WRITTEN TASK:
In the material below, find the line with "Read all visible content and emit it as JSON."; set down that line and every line after it to the end, exactly, without pictures.

[Rows from a figure dataset]
** START **

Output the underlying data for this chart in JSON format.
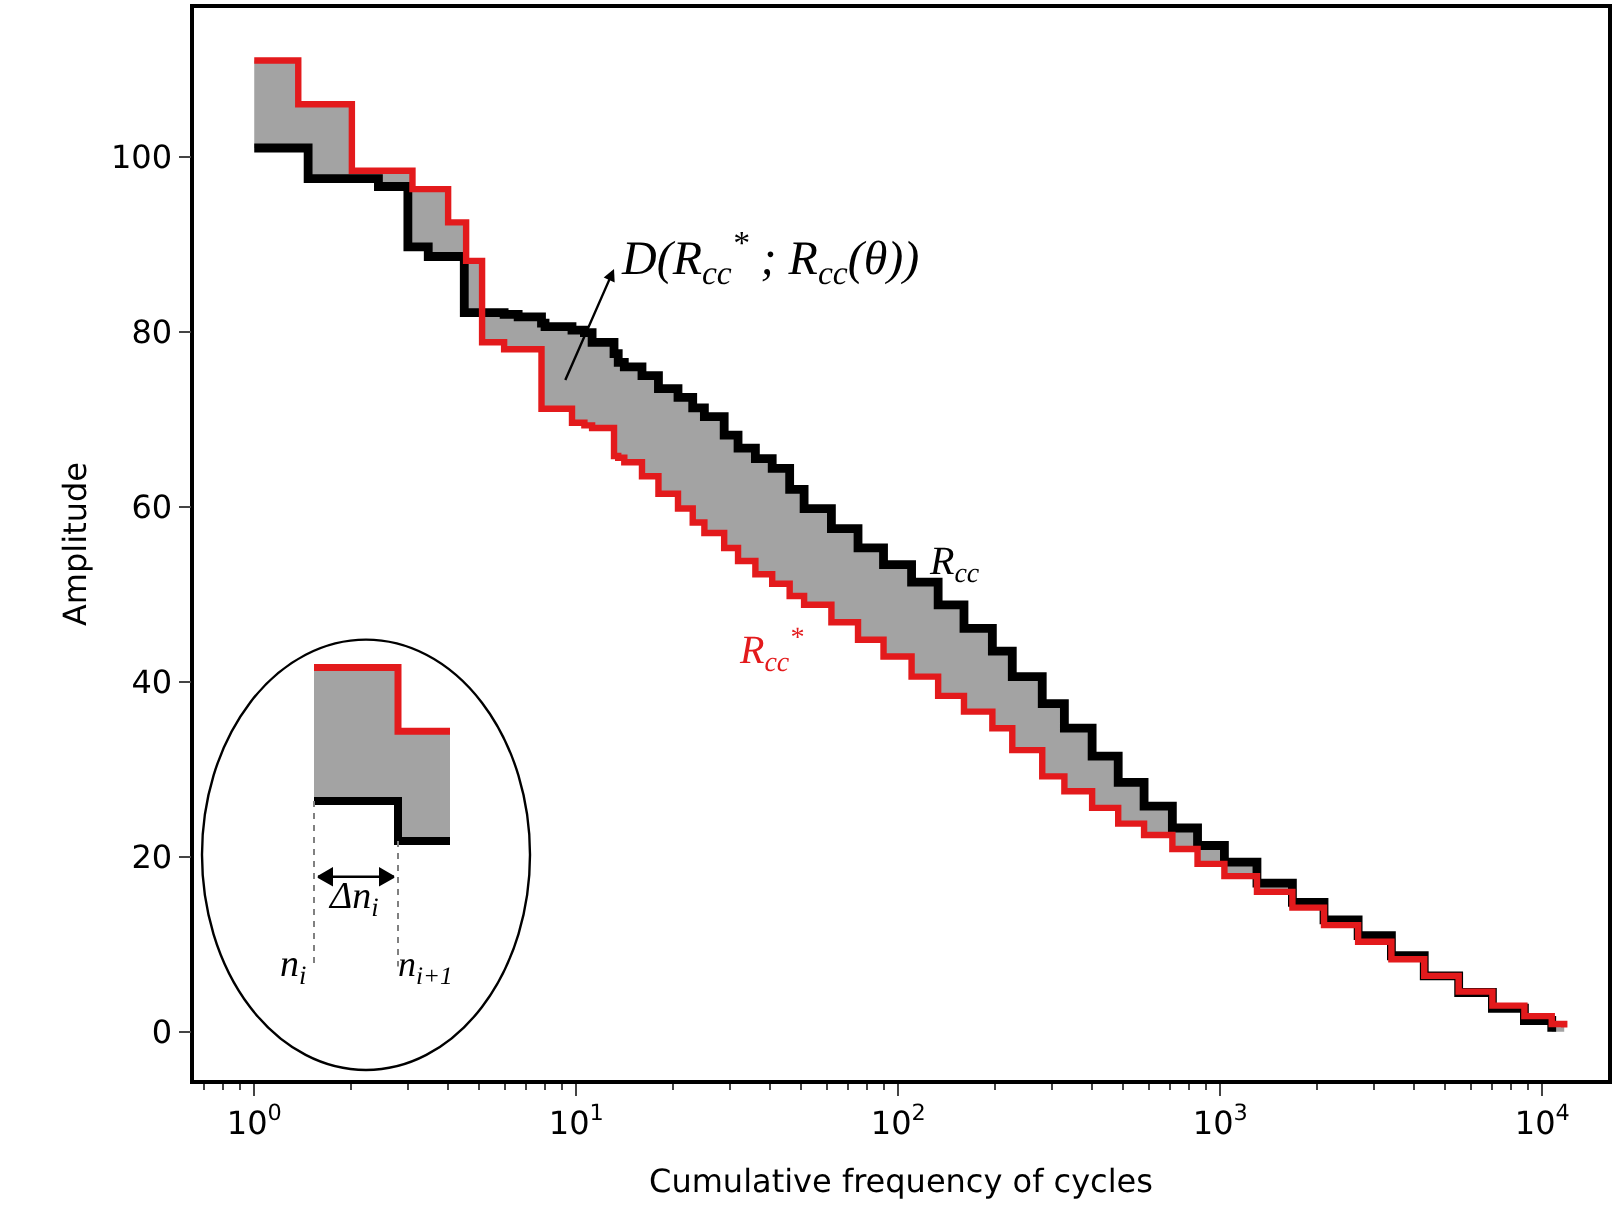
{
  "chart_data": {
    "type": "step",
    "xlabel": "Cumulative frequency of cycles",
    "ylabel": "Amplitude",
    "log": "x",
    "xlim": [
      0.65,
      16000
    ],
    "xticks": [
      {
        "value": 1,
        "label": "10$^{0}$"
      },
      {
        "value": 10,
        "label": "10$^{1}$"
      },
      {
        "value": 100,
        "label": "10$^{2}$"
      },
      {
        "value": 1000,
        "label": "10$^{3}$"
      },
      {
        "value": 10000,
        "label": "10$^{4}$"
      }
    ],
    "ylim": [
      -5.5,
      117
    ],
    "yticks": [
      0,
      20,
      40,
      60,
      80,
      100
    ],
    "legend": false,
    "marker": "none",
    "line_style": "solid",
    "x": [
      1,
      1.37,
      1.47,
      2.01,
      2.43,
      3.0,
      3.1,
      3.47,
      4.0,
      4.49,
      4.55,
      5.1,
      5.97,
      6.6,
      7.8,
      8.0,
      9.7,
      10.6,
      11.2,
      13.1,
      13.5,
      14.1,
      16,
      18,
      20.7,
      23,
      25,
      28.8,
      31.8,
      36,
      40.6,
      46,
      51,
      62,
      75,
      90,
      110,
      133,
      160,
      196,
      226,
      280,
      328,
      400,
      482,
      580,
      710,
      850,
      1030,
      1300,
      1675,
      2100,
      2680,
      3400,
      4300,
      5500,
      7000,
      8800,
      10700,
      11700
    ],
    "series": [
      {
        "name": "R$_{cc}$",
        "color": "#000000",
        "values": [
          101,
          101,
          97.5,
          97.5,
          96.6,
          89.7,
          89.7,
          88.6,
          88.6,
          82.2,
          82.2,
          82.2,
          82.0,
          81.7,
          81.0,
          80.6,
          80.2,
          79.9,
          78.8,
          77.5,
          76.5,
          76.0,
          75.0,
          73.5,
          72.5,
          71.3,
          70.3,
          68.2,
          66.7,
          65.5,
          64.4,
          62.0,
          59.8,
          57.5,
          55.3,
          53.4,
          51.4,
          48.8,
          46.1,
          43.5,
          40.6,
          37.5,
          34.7,
          31.5,
          28.5,
          25.8,
          23.3,
          21.3,
          19.4,
          17.0,
          14.8,
          12.8,
          11.0,
          8.7,
          6.4,
          4.5,
          2.7,
          1.3,
          0,
          null
        ]
      },
      {
        "name": "R$_{cc}$$^{*}$",
        "color": "#e31a1c",
        "values": [
          111,
          106,
          106,
          98.4,
          98.4,
          98.4,
          96.3,
          96.3,
          92.5,
          92.5,
          88.1,
          78.8,
          78.0,
          78.0,
          71.2,
          71.2,
          69.6,
          69.3,
          69.0,
          65.8,
          65.6,
          65.1,
          63.5,
          61.5,
          59.8,
          58.2,
          57.0,
          55.3,
          53.8,
          52.3,
          51.2,
          49.8,
          48.8,
          46.8,
          44.8,
          42.9,
          40.6,
          38.4,
          36.6,
          34.7,
          32.2,
          29.2,
          27.5,
          25.6,
          23.8,
          22.5,
          20.9,
          19.2,
          17.8,
          16.0,
          14.2,
          12.2,
          10.3,
          8.3,
          6.4,
          4.6,
          3.0,
          1.8,
          0.9,
          0.5
        ],
        "lower": [
          111,
          106,
          106,
          98.4,
          98.4,
          98.4,
          96.3,
          96.3,
          92.5,
          92.5,
          88.1,
          78.8,
          78.0,
          78.0,
          71.2,
          71.2,
          69.6,
          69.3,
          69.0,
          65.8,
          65.6,
          65.1,
          63.5,
          61.5,
          59.8,
          58.2,
          57.0,
          55.3,
          53.8,
          52.3,
          51.2,
          49.8,
          48.8,
          46.8,
          44.8,
          42.9,
          40.6,
          38.4,
          36.6,
          34.7,
          32.2,
          29.2,
          27.5,
          25.6,
          23.8,
          22.5,
          20.9,
          19.2,
          17.8,
          16.0,
          14.2,
          12.2,
          10.3,
          8.3,
          6.4,
          4.6,
          3.0,
          1.8,
          0.9,
          0.5
        ],
        "upper": [
          101,
          101,
          97.5,
          97.5,
          96.6,
          89.7,
          89.7,
          88.6,
          88.6,
          82.2,
          82.2,
          82.2,
          82.0,
          81.7,
          81.0,
          80.6,
          80.2,
          79.9,
          78.8,
          77.5,
          76.5,
          76.0,
          75.0,
          73.5,
          72.5,
          71.3,
          70.3,
          68.2,
          66.7,
          65.5,
          64.4,
          62.0,
          59.8,
          57.5,
          55.3,
          53.4,
          51.4,
          48.8,
          46.1,
          43.5,
          40.6,
          37.5,
          34.7,
          31.5,
          28.5,
          25.8,
          23.3,
          21.3,
          19.4,
          17.0,
          14.8,
          12.8,
          11.0,
          8.7,
          6.4,
          4.5,
          2.7,
          1.3,
          0,
          0.5
        ]
      }
    ],
    "annotations": [
      "D(R$_{cc}$$^{*}$ ; R$_{cc}$(θ))",
      "Δn$_{i}$",
      "n$_{i}$",
      "n$_{i+1}$"
    ]
  }
}
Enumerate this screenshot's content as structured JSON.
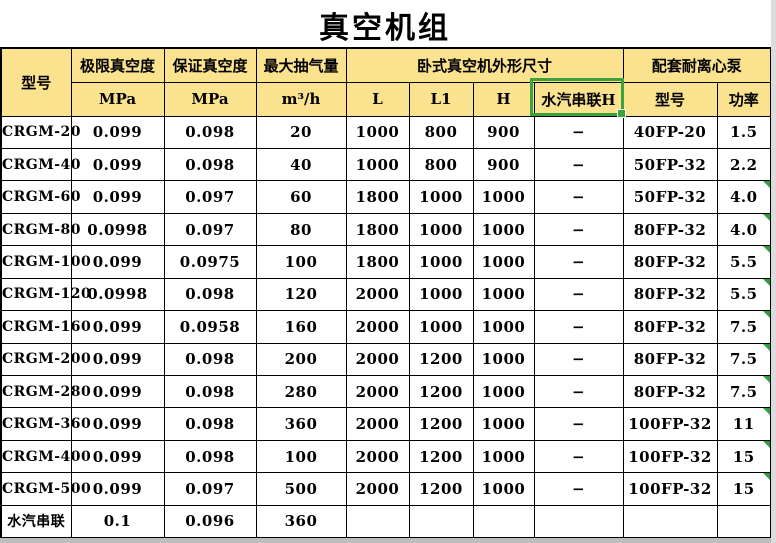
{
  "title": "真空机组",
  "colors": {
    "header_bg": "#FAE28F",
    "selection_green": "#3CA23C",
    "flag_green": "#2F9E41",
    "grid_black": "#000000",
    "outside_right": "#DCDCDC",
    "outside_bottom": "#BDBDBD"
  },
  "header": {
    "col_model": "型号",
    "col_ultimate_vacuum": "极限真空度",
    "col_guaranteed_vacuum": "保证真空度",
    "col_max_capacity": "最大抽气量",
    "group_dimensions": "卧式真空机外形尺寸",
    "group_pump": "配套耐离心泵",
    "unit_mpa_1": "MPa",
    "unit_mpa_2": "MPa",
    "unit_m3h": "m³/h",
    "sub_l": "L",
    "sub_l1": "L1",
    "sub_h": "H",
    "sub_steam_series_h": "水汽串联H",
    "sub_pump_model": "型号",
    "sub_pump_power": "功率"
  },
  "rows": [
    {
      "model": "CRGM-20",
      "ultimate": "0.099",
      "guaranteed": "0.098",
      "max_capacity": "20",
      "l": "1000",
      "l1": "800",
      "h": "900",
      "steam_h": "−",
      "pump_model": "40FP-20",
      "power": "1.5",
      "error_flag": false
    },
    {
      "model": "CRGM-40",
      "ultimate": "0.099",
      "guaranteed": "0.098",
      "max_capacity": "40",
      "l": "1000",
      "l1": "800",
      "h": "900",
      "steam_h": "−",
      "pump_model": "50FP-32",
      "power": "2.2",
      "error_flag": false
    },
    {
      "model": "CRGM-60",
      "ultimate": "0.099",
      "guaranteed": "0.097",
      "max_capacity": "60",
      "l": "1800",
      "l1": "1000",
      "h": "1000",
      "steam_h": "−",
      "pump_model": "50FP-32",
      "power": "4.0",
      "error_flag": true
    },
    {
      "model": "CRGM-80",
      "ultimate": "0.0998",
      "guaranteed": "0.097",
      "max_capacity": "80",
      "l": "1800",
      "l1": "1000",
      "h": "1000",
      "steam_h": "−",
      "pump_model": "80FP-32",
      "power": "4.0",
      "error_flag": true
    },
    {
      "model": "CRGM-100",
      "ultimate": "0.099",
      "guaranteed": "0.0975",
      "max_capacity": "100",
      "l": "1800",
      "l1": "1000",
      "h": "1000",
      "steam_h": "−",
      "pump_model": "80FP-32",
      "power": "5.5",
      "error_flag": true
    },
    {
      "model": "CRGM-120",
      "ultimate": "0.0998",
      "guaranteed": "0.098",
      "max_capacity": "120",
      "l": "2000",
      "l1": "1000",
      "h": "1000",
      "steam_h": "−",
      "pump_model": "80FP-32",
      "power": "5.5",
      "error_flag": true
    },
    {
      "model": "CRGM-160",
      "ultimate": "0.099",
      "guaranteed": "0.0958",
      "max_capacity": "160",
      "l": "2000",
      "l1": "1000",
      "h": "1000",
      "steam_h": "−",
      "pump_model": "80FP-32",
      "power": "7.5",
      "error_flag": true
    },
    {
      "model": "CRGM-200",
      "ultimate": "0.099",
      "guaranteed": "0.098",
      "max_capacity": "200",
      "l": "2000",
      "l1": "1200",
      "h": "1000",
      "steam_h": "−",
      "pump_model": "80FP-32",
      "power": "7.5",
      "error_flag": true
    },
    {
      "model": "CRGM-280",
      "ultimate": "0.099",
      "guaranteed": "0.098",
      "max_capacity": "280",
      "l": "2000",
      "l1": "1200",
      "h": "1000",
      "steam_h": "−",
      "pump_model": "80FP-32",
      "power": "7.5",
      "error_flag": true
    },
    {
      "model": "CRGM-360",
      "ultimate": "0.099",
      "guaranteed": "0.098",
      "max_capacity": "360",
      "l": "2000",
      "l1": "1200",
      "h": "1000",
      "steam_h": "−",
      "pump_model": "100FP-32",
      "power": "11",
      "error_flag": true
    },
    {
      "model": "CRGM-400",
      "ultimate": "0.099",
      "guaranteed": "0.098",
      "max_capacity": "100",
      "l": "2000",
      "l1": "1200",
      "h": "1000",
      "steam_h": "−",
      "pump_model": "100FP-32",
      "power": "15",
      "error_flag": true
    },
    {
      "model": "CRGM-500",
      "ultimate": "0.099",
      "guaranteed": "0.097",
      "max_capacity": "500",
      "l": "2000",
      "l1": "1200",
      "h": "1000",
      "steam_h": "−",
      "pump_model": "100FP-32",
      "power": "15",
      "error_flag": true
    },
    {
      "model": "水汽串联",
      "ultimate": "0.1",
      "guaranteed": "0.096",
      "max_capacity": "360",
      "l": "",
      "l1": "",
      "h": "",
      "steam_h": "",
      "pump_model": "",
      "power": "",
      "error_flag": false
    }
  ]
}
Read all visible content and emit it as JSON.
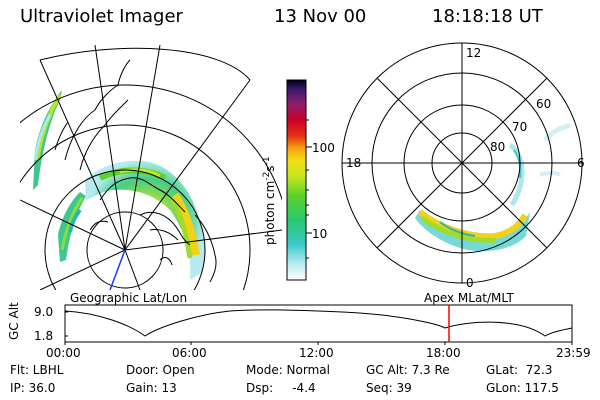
{
  "header": {
    "instrument": "Ultraviolet Imager",
    "date": "13 Nov 00",
    "time": "18:18:18 UT"
  },
  "colorbar": {
    "unit_label": "photon cm",
    "unit_sup1": "-2",
    "unit_s": "s",
    "unit_sup2": "-1",
    "tick_100": "100",
    "tick_10": "10"
  },
  "polar_plot": {
    "label_12": "12",
    "label_18": "18",
    "label_6": "6",
    "label_0": "0",
    "label_60": "60",
    "label_70": "70",
    "label_80": "80"
  },
  "map_labels": {
    "left": "Geographic Lat/Lon",
    "right": "Apex MLat/MLT"
  },
  "timeline": {
    "ylabel": "GC Alt",
    "y_top": "9.0",
    "y_bottom": "1.8",
    "ticks": [
      "00:00",
      "06:00",
      "12:00",
      "18:00",
      "23:59"
    ]
  },
  "info": {
    "flt": "Flt: LBHL",
    "ip": "IP: 36.0",
    "door": "Door: Open",
    "gain": "Gain: 13",
    "mode": "Mode: Normal",
    "dsp": "Dsp:     -4.4",
    "gcalt": "GC Alt: 7.3 Re",
    "seq": "Seq: 39",
    "glat": "GLat:  72.3",
    "glon": "GLon: 117.5"
  },
  "colors": {
    "current_time_marker": "#ff0000"
  }
}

** END **

REPLY TO THE EXERCISE:
Read all visible content and emit it as JSON.
{
  "header": {
    "instrument": "Ultraviolet Imager",
    "date": "13 Nov 00",
    "time": "18:18:18 UT"
  },
  "colorbar": {
    "unit_label": "photon cm",
    "unit_sup1": "-2",
    "unit_s": "s",
    "unit_sup2": "-1",
    "tick_100": "100",
    "tick_10": "10"
  },
  "polar_plot": {
    "label_12": "12",
    "label_18": "18",
    "label_6": "6",
    "label_0": "0",
    "label_60": "60",
    "label_70": "70",
    "label_80": "80"
  },
  "map_labels": {
    "left": "Geographic Lat/Lon",
    "right": "Apex MLat/MLT"
  },
  "timeline": {
    "ylabel": "GC Alt",
    "y_top": "9.0",
    "y_bottom": "1.8",
    "ticks": [
      "00:00",
      "06:00",
      "12:00",
      "18:00",
      "23:59"
    ]
  },
  "info": {
    "flt": "Flt: LBHL",
    "ip": "IP: 36.0",
    "door": "Door: Open",
    "gain": "Gain: 13",
    "mode": "Mode: Normal",
    "dsp": "Dsp:     -4.4",
    "gcalt": "GC Alt: 7.3 Re",
    "seq": "Seq: 39",
    "glat": "GLat:  72.3",
    "glon": "GLon: 117.5"
  },
  "colors": {
    "current_time_marker": "#ff0000"
  }
}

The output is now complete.